:: What you have to do ::
Write the data out again, exactly as given.
* begin Information given *
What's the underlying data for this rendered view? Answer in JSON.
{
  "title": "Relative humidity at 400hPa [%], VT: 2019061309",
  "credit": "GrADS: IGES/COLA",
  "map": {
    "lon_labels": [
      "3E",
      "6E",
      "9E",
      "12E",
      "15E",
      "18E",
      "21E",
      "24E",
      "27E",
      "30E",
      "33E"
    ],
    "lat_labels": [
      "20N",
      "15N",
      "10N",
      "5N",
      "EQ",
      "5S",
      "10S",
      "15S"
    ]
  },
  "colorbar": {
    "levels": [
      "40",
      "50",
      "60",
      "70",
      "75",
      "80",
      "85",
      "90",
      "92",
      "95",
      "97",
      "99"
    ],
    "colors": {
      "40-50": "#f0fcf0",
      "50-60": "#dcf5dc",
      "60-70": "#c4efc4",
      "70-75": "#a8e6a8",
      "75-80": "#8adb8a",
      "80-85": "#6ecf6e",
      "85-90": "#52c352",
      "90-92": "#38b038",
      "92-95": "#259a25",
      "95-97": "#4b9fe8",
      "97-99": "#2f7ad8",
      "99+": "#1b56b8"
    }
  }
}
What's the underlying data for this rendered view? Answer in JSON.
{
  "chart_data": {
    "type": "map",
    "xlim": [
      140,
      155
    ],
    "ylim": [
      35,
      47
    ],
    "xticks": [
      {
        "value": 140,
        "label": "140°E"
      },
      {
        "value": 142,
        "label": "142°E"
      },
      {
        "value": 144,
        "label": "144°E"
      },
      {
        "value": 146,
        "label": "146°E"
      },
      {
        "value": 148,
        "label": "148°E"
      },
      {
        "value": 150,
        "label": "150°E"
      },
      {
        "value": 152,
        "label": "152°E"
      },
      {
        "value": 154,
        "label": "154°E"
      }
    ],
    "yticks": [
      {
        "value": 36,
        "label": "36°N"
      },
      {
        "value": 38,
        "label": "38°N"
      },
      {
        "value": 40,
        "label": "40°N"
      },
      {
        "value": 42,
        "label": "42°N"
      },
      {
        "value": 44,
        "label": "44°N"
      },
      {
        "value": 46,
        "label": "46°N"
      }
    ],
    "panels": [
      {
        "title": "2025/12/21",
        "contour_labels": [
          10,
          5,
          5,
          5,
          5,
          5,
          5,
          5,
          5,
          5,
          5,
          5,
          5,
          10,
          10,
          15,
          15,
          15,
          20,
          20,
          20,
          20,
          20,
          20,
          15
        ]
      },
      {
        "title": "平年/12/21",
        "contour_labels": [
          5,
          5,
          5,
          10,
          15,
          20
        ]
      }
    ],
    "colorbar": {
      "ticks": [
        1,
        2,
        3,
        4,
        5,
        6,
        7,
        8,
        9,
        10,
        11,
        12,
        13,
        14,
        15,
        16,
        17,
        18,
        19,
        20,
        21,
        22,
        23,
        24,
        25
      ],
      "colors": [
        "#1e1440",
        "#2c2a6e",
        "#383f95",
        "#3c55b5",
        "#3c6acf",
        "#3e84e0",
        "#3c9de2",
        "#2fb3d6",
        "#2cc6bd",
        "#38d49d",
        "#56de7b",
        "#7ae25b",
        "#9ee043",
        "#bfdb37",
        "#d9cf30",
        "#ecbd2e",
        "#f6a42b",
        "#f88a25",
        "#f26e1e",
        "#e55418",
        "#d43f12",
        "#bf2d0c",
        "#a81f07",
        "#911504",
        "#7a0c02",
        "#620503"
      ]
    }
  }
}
* end Information given *
:: Solved exercise ::
What's the underlying data for this rendered view? Answer in JSON.
{
  "title": "Relative humidity at 400hPa [%], VT: 2019061309",
  "credit": "GrADS: IGES/COLA",
  "map": {
    "lon_labels": [
      "3E",
      "6E",
      "9E",
      "12E",
      "15E",
      "18E",
      "21E",
      "24E",
      "27E",
      "30E",
      "33E"
    ],
    "lat_labels": [
      "20N",
      "15N",
      "10N",
      "5N",
      "EQ",
      "5S",
      "10S",
      "15S"
    ]
  },
  "colorbar": {
    "levels": [
      "40",
      "50",
      "60",
      "70",
      "75",
      "80",
      "85",
      "90",
      "92",
      "95",
      "97",
      "99"
    ],
    "colors": {
      "40-50": "#f0fcf0",
      "50-60": "#dcf5dc",
      "60-70": "#c4efc4",
      "70-75": "#a8e6a8",
      "75-80": "#8adb8a",
      "80-85": "#6ecf6e",
      "85-90": "#52c352",
      "90-92": "#38b038",
      "92-95": "#259a25",
      "95-97": "#4b9fe8",
      "97-99": "#2f7ad8",
      "99+": "#1b56b8"
    }
  }
}
What's the underlying data for this rendered view? Answer in JSON.
{
  "chart_data": {
    "type": "map",
    "xlim": [
      140,
      155
    ],
    "ylim": [
      35,
      47
    ],
    "xticks": [
      {
        "value": 140,
        "label": "140°E"
      },
      {
        "value": 142,
        "label": "142°E"
      },
      {
        "value": 144,
        "label": "144°E"
      },
      {
        "value": 146,
        "label": "146°E"
      },
      {
        "value": 148,
        "label": "148°E"
      },
      {
        "value": 150,
        "label": "150°E"
      },
      {
        "value": 152,
        "label": "152°E"
      },
      {
        "value": 154,
        "label": "154°E"
      }
    ],
    "yticks": [
      {
        "value": 36,
        "label": "36°N"
      },
      {
        "value": 38,
        "label": "38°N"
      },
      {
        "value": 40,
        "label": "40°N"
      },
      {
        "value": 42,
        "label": "42°N"
      },
      {
        "value": 44,
        "label": "44°N"
      },
      {
        "value": 46,
        "label": "46°N"
      }
    ],
    "panels": [
      {
        "title": "2025/12/21",
        "contour_labels": [
          10,
          5,
          5,
          5,
          5,
          5,
          5,
          5,
          5,
          5,
          5,
          5,
          5,
          10,
          10,
          15,
          15,
          15,
          20,
          20,
          20,
          20,
          20,
          20,
          15
        ]
      },
      {
        "title": "平年/12/21",
        "contour_labels": [
          5,
          5,
          5,
          10,
          15,
          20
        ]
      }
    ],
    "colorbar": {
      "ticks": [
        1,
        2,
        3,
        4,
        5,
        6,
        7,
        8,
        9,
        10,
        11,
        12,
        13,
        14,
        15,
        16,
        17,
        18,
        19,
        20,
        21,
        22,
        23,
        24,
        25
      ],
      "colors": [
        "#1e1440",
        "#2c2a6e",
        "#383f95",
        "#3c55b5",
        "#3c6acf",
        "#3e84e0",
        "#3c9de2",
        "#2fb3d6",
        "#2cc6bd",
        "#38d49d",
        "#56de7b",
        "#7ae25b",
        "#9ee043",
        "#bfdb37",
        "#d9cf30",
        "#ecbd2e",
        "#f6a42b",
        "#f88a25",
        "#f26e1e",
        "#e55418",
        "#d43f12",
        "#bf2d0c",
        "#a81f07",
        "#911504",
        "#7a0c02",
        "#620503"
      ]
    }
  }
}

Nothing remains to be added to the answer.